Figure dataset records
================================
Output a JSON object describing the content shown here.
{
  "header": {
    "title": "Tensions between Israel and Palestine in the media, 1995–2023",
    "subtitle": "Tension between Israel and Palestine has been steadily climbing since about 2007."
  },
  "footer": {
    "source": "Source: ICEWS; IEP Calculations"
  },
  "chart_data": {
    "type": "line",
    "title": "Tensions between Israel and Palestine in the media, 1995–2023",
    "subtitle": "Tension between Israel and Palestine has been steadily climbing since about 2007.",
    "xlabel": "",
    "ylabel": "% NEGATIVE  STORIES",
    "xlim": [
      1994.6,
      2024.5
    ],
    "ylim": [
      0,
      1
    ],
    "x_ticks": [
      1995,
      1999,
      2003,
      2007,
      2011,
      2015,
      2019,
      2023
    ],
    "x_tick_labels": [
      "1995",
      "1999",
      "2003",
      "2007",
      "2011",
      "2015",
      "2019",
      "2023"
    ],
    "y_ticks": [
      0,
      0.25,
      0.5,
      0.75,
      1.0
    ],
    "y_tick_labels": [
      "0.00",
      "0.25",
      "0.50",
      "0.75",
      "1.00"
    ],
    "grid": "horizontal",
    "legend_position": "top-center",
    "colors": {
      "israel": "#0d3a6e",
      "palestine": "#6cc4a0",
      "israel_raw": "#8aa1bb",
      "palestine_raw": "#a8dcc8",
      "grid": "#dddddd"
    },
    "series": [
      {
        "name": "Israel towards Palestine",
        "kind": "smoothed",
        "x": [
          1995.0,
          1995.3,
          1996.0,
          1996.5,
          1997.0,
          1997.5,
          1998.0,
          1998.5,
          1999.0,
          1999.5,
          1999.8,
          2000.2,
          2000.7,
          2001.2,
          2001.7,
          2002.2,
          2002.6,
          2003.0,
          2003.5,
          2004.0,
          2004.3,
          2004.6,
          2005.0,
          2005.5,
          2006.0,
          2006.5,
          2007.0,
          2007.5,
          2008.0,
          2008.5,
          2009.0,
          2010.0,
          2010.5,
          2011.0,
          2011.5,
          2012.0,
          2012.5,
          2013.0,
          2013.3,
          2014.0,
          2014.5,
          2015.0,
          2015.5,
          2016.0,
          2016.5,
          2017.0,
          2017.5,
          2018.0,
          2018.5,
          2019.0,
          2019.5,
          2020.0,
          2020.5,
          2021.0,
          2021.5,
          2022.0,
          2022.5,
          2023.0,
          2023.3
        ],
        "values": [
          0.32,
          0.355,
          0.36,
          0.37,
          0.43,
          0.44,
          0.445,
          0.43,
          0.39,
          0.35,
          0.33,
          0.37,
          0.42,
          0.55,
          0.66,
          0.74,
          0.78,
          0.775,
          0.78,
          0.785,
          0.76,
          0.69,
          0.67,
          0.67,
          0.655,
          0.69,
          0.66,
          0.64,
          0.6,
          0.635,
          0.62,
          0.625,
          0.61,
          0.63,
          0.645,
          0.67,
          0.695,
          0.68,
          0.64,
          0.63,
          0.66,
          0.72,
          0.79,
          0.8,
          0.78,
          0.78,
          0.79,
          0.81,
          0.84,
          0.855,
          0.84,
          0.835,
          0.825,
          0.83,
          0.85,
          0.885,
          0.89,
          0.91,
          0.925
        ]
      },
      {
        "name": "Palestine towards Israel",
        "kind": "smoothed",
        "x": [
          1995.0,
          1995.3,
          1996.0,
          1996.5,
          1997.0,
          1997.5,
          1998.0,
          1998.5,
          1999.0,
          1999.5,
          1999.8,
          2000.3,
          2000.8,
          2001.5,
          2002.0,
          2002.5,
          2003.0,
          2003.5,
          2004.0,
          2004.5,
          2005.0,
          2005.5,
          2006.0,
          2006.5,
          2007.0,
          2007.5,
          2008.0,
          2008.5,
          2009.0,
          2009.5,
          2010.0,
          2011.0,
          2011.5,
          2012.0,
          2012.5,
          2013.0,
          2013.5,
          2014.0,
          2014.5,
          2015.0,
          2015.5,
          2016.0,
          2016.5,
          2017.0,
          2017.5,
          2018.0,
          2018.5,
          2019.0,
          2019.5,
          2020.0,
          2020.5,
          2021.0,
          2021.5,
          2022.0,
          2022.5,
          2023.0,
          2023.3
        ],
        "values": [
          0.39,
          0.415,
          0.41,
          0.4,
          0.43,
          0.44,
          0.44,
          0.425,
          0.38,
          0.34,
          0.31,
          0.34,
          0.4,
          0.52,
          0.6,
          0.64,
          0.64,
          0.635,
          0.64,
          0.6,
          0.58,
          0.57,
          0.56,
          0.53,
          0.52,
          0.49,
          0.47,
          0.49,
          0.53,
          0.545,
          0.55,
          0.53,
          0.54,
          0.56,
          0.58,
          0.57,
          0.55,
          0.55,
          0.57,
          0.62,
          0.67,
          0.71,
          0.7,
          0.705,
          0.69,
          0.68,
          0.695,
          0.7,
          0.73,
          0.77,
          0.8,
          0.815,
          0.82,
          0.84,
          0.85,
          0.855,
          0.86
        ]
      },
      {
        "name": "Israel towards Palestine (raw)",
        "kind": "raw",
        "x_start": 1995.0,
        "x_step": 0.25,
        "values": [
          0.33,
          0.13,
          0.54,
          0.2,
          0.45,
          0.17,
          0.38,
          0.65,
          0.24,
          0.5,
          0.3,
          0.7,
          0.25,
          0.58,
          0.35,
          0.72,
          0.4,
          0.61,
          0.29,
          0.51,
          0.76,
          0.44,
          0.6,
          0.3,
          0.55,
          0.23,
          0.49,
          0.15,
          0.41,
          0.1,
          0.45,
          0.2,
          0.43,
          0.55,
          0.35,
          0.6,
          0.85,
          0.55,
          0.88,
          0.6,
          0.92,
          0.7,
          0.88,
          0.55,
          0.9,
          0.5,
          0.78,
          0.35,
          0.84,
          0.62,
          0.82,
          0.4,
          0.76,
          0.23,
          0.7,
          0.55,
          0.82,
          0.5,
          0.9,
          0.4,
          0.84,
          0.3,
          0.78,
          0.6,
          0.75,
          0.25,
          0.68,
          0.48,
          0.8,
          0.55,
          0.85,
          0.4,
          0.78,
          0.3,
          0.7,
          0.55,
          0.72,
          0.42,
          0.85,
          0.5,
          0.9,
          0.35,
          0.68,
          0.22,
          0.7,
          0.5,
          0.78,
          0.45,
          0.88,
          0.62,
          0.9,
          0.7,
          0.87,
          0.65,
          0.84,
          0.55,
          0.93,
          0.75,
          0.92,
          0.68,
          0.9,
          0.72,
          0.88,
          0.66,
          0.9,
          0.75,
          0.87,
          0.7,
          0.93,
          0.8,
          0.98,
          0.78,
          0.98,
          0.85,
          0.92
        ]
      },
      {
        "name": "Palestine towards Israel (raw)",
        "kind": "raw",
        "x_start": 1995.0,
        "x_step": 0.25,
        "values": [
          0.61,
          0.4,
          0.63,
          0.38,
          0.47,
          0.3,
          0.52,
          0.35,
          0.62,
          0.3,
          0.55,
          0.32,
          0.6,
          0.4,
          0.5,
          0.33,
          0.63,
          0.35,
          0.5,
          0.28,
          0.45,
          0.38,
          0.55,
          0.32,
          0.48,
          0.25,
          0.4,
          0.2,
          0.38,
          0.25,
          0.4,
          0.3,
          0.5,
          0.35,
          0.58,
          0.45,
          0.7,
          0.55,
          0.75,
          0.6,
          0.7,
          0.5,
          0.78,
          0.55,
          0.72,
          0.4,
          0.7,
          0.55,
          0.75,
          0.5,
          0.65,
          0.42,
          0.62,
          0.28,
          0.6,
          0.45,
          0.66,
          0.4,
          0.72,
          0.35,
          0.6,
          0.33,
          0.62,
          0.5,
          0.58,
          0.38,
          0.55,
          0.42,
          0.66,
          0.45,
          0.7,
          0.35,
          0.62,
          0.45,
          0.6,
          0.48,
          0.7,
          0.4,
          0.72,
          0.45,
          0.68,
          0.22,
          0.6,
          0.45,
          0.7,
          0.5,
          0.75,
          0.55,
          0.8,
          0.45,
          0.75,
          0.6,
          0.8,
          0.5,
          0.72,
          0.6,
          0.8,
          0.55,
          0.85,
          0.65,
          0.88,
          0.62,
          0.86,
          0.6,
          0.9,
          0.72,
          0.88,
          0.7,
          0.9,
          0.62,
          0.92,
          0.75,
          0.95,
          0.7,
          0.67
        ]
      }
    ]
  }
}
================================
## Set task:
In the records, locate each line holding the string "about" and copy it.

## Worked answer:
    "subtitle": "Tension between Israel and Palestine has been steadily climbing since about 2007."
    "subtitle": "Tension between Israel and Palestine has been steadily climbing since about 2007.",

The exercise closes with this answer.